Records about charts and figures:
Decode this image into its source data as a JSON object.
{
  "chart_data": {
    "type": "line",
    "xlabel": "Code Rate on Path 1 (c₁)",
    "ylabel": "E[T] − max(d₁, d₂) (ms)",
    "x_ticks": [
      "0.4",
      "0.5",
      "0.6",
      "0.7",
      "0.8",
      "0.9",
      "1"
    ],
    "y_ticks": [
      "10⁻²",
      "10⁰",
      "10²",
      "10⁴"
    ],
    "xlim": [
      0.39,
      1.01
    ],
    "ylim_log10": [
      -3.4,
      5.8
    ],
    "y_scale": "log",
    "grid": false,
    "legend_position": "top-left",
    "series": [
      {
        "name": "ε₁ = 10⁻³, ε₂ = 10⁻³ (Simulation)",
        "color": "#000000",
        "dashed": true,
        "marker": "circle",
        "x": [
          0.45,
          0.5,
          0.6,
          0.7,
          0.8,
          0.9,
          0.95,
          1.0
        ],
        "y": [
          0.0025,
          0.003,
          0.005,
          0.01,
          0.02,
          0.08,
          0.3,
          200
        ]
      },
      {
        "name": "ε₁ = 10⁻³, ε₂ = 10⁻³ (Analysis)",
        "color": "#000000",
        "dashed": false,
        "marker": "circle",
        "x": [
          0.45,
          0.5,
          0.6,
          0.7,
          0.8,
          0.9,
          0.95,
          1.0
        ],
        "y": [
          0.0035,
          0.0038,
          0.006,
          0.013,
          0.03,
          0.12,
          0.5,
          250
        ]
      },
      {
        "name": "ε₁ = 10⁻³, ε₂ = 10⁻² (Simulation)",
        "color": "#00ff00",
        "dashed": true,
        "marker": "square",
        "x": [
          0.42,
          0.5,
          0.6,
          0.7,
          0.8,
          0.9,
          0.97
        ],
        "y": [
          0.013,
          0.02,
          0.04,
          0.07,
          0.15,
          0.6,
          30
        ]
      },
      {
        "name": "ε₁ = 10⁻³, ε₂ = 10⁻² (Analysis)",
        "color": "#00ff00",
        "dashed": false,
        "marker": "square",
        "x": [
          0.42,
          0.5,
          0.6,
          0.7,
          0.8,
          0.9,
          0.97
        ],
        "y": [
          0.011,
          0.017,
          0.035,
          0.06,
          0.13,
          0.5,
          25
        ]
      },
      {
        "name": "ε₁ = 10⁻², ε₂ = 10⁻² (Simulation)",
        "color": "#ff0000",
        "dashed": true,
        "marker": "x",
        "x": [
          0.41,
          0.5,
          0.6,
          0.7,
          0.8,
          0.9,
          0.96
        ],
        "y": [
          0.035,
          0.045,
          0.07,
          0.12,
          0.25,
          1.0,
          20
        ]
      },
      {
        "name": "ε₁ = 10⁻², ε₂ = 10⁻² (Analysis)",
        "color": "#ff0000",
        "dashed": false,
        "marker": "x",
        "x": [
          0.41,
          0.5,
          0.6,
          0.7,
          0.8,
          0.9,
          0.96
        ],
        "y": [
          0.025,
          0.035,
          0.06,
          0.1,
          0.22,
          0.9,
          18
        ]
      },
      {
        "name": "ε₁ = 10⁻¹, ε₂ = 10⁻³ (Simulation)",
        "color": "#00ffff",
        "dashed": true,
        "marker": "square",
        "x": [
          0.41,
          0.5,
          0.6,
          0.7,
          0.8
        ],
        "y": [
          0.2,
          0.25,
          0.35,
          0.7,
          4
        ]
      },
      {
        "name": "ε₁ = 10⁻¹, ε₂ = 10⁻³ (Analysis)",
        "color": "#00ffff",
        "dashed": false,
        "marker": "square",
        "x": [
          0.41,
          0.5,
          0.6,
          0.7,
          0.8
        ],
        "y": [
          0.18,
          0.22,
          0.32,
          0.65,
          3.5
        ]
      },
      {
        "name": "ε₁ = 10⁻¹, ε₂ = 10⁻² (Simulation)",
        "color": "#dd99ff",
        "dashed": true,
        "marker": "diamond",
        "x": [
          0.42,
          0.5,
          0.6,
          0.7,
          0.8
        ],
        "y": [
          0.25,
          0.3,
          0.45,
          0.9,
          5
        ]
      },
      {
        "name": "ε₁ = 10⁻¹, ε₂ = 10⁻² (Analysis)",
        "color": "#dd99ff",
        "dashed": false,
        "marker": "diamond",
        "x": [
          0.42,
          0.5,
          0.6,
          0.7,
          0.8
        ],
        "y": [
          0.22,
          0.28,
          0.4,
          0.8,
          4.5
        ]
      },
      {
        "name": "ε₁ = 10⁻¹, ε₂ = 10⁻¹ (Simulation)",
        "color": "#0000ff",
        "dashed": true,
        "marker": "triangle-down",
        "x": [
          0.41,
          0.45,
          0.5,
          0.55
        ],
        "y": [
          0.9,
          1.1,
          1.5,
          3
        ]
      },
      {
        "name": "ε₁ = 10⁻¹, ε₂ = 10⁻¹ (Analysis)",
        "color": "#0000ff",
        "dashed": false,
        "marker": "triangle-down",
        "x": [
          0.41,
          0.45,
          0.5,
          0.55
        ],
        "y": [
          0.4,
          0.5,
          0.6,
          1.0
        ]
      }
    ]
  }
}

Objective: Gather every line from the listing above in which "name" appears, and copy those lines.

Answer to this exercise:
        "name": "ε₁ = 10⁻³, ε₂ = 10⁻³ (Simulation)",
        "name": "ε₁ = 10⁻³, ε₂ = 10⁻³ (Analysis)",
        "name": "ε₁ = 10⁻³, ε₂ = 10⁻² (Simulation)",
        "name": "ε₁ = 10⁻³, ε₂ = 10⁻² (Analysis)",
        "name": "ε₁ = 10⁻², ε₂ = 10⁻² (Simulation)",
        "name": "ε₁ = 10⁻², ε₂ = 10⁻² (Analysis)",
        "name": "ε₁ = 10⁻¹, ε₂ = 10⁻³ (Simulation)",
        "name": "ε₁ = 10⁻¹, ε₂ = 10⁻³ (Analysis)",
        "name": "ε₁ = 10⁻¹, ε₂ = 10⁻² (Simulation)",
        "name": "ε₁ = 10⁻¹, ε₂ = 10⁻² (Analysis)",
        "name": "ε₁ = 10⁻¹, ε₂ = 10⁻¹ (Simulation)",
        "name": "ε₁ = 10⁻¹, ε₂ = 10⁻¹ (Analysis)",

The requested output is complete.